*Exercise*
Say how many lines contain "label", using only the number.

=== Entries provided ===

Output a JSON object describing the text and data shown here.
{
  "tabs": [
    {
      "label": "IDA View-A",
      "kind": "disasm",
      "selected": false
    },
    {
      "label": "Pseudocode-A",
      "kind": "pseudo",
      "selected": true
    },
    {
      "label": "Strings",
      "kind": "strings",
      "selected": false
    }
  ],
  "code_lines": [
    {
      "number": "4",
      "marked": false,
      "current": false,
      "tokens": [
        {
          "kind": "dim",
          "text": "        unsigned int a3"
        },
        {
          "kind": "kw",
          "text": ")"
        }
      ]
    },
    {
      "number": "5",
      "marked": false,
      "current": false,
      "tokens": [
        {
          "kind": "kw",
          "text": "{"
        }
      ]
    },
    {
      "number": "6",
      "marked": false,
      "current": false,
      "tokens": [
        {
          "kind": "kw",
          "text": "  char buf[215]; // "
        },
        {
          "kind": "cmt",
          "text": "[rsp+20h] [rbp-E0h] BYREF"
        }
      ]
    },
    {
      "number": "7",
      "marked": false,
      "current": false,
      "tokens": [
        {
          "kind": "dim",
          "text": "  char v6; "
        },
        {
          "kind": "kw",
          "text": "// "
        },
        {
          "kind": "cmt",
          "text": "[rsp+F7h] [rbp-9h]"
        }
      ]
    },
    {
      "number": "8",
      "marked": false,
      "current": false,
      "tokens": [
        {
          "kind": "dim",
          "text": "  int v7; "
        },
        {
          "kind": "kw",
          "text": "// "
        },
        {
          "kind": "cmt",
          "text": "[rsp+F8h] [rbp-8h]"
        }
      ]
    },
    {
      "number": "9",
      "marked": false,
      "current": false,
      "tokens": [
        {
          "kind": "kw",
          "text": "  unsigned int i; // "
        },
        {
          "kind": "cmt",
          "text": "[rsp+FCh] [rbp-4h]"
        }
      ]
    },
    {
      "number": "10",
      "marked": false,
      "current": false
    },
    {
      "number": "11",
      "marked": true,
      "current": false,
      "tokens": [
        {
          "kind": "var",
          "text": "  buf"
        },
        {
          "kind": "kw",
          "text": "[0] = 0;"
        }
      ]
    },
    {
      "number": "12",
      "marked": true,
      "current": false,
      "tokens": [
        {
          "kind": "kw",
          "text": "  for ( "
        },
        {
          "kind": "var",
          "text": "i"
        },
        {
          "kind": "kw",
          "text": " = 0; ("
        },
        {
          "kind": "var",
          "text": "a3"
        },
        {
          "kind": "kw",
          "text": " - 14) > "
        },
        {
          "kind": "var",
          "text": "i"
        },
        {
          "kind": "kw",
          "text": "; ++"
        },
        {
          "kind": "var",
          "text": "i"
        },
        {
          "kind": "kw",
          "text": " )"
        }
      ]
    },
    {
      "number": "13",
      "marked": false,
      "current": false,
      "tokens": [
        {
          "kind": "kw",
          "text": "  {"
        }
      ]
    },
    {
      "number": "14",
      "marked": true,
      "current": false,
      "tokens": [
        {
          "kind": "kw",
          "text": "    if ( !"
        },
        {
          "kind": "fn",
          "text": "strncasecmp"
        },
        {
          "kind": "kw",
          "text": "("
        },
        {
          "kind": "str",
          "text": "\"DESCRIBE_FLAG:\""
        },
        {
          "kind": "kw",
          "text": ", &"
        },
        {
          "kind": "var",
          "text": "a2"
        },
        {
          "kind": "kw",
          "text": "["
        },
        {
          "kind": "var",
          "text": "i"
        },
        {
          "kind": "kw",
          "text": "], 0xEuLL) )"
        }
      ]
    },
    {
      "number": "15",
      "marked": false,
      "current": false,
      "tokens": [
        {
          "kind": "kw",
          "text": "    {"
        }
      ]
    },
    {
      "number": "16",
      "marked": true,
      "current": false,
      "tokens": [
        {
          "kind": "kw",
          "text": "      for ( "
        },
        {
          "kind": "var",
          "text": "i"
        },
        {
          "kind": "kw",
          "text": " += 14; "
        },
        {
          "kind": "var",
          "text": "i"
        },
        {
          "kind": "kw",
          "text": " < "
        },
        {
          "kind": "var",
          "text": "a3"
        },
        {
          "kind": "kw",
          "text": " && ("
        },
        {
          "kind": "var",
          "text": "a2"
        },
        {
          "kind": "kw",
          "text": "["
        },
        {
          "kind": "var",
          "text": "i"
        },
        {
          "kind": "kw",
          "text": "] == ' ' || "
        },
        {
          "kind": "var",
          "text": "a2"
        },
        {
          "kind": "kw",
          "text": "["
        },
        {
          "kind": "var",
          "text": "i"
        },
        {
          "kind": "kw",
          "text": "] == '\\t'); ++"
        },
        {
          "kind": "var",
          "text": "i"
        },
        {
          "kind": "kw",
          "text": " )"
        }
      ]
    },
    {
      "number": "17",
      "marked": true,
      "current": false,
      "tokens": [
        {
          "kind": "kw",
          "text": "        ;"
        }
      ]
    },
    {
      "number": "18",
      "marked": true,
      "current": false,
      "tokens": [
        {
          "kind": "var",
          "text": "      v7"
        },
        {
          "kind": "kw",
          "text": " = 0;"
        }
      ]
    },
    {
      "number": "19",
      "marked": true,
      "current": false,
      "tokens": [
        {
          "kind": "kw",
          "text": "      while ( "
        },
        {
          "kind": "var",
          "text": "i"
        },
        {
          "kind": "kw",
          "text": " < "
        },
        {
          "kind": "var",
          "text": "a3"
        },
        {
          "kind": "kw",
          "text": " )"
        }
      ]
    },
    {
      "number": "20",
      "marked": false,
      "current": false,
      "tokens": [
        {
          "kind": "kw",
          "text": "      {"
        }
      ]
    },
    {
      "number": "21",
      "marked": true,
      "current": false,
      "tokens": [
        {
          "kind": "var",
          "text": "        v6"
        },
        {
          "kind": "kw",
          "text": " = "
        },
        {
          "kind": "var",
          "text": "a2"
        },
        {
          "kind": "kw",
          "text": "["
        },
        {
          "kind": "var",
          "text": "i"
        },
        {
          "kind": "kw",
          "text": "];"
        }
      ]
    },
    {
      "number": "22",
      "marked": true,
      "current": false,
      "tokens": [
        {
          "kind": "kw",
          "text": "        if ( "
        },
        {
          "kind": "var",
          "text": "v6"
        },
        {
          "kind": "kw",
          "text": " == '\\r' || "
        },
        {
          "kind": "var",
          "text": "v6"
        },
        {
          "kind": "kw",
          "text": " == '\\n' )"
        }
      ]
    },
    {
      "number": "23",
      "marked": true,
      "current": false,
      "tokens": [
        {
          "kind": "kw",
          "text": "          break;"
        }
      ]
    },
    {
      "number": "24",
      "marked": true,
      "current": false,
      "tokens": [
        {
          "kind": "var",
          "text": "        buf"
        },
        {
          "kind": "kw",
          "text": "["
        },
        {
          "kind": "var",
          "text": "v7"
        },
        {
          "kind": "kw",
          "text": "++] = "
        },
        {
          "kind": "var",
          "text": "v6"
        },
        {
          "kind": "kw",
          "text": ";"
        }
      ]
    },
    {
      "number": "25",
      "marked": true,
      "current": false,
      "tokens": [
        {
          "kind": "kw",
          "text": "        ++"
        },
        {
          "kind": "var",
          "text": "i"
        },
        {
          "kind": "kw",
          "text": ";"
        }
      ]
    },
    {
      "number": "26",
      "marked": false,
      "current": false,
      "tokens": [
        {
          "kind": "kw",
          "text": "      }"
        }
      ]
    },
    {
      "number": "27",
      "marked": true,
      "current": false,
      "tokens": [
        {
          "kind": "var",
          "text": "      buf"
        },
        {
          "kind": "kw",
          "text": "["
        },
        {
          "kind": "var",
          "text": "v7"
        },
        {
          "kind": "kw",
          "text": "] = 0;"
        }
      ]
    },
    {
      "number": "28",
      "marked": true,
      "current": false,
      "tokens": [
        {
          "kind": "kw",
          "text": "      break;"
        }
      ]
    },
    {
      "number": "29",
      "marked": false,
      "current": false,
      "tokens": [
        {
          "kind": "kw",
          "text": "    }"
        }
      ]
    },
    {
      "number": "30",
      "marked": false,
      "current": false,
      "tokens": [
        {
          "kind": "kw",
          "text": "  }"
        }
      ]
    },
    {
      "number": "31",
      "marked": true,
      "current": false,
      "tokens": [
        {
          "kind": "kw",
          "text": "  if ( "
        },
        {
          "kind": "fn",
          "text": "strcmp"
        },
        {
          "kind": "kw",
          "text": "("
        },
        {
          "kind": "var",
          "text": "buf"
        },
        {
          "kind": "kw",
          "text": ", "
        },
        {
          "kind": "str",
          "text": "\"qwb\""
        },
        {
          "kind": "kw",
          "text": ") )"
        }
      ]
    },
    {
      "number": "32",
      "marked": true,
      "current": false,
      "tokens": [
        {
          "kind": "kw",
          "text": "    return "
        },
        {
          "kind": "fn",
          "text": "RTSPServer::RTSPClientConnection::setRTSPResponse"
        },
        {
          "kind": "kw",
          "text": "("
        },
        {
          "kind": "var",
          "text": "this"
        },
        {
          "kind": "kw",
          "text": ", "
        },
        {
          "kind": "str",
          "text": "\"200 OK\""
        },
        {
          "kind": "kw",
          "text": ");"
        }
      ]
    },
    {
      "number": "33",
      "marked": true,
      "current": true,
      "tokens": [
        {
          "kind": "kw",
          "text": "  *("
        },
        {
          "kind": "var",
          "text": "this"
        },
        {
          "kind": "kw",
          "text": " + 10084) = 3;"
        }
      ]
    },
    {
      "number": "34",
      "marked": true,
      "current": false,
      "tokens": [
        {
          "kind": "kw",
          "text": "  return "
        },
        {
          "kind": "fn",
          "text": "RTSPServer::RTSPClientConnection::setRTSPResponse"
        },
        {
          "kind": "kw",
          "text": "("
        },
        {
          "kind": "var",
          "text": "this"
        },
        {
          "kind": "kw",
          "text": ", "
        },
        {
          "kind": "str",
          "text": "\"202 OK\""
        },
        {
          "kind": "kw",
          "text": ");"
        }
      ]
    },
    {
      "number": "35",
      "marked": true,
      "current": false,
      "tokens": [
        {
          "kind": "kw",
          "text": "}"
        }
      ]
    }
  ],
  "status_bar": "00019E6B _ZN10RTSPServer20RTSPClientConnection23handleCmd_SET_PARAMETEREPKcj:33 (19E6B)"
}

===

*Answer to the exercise*
3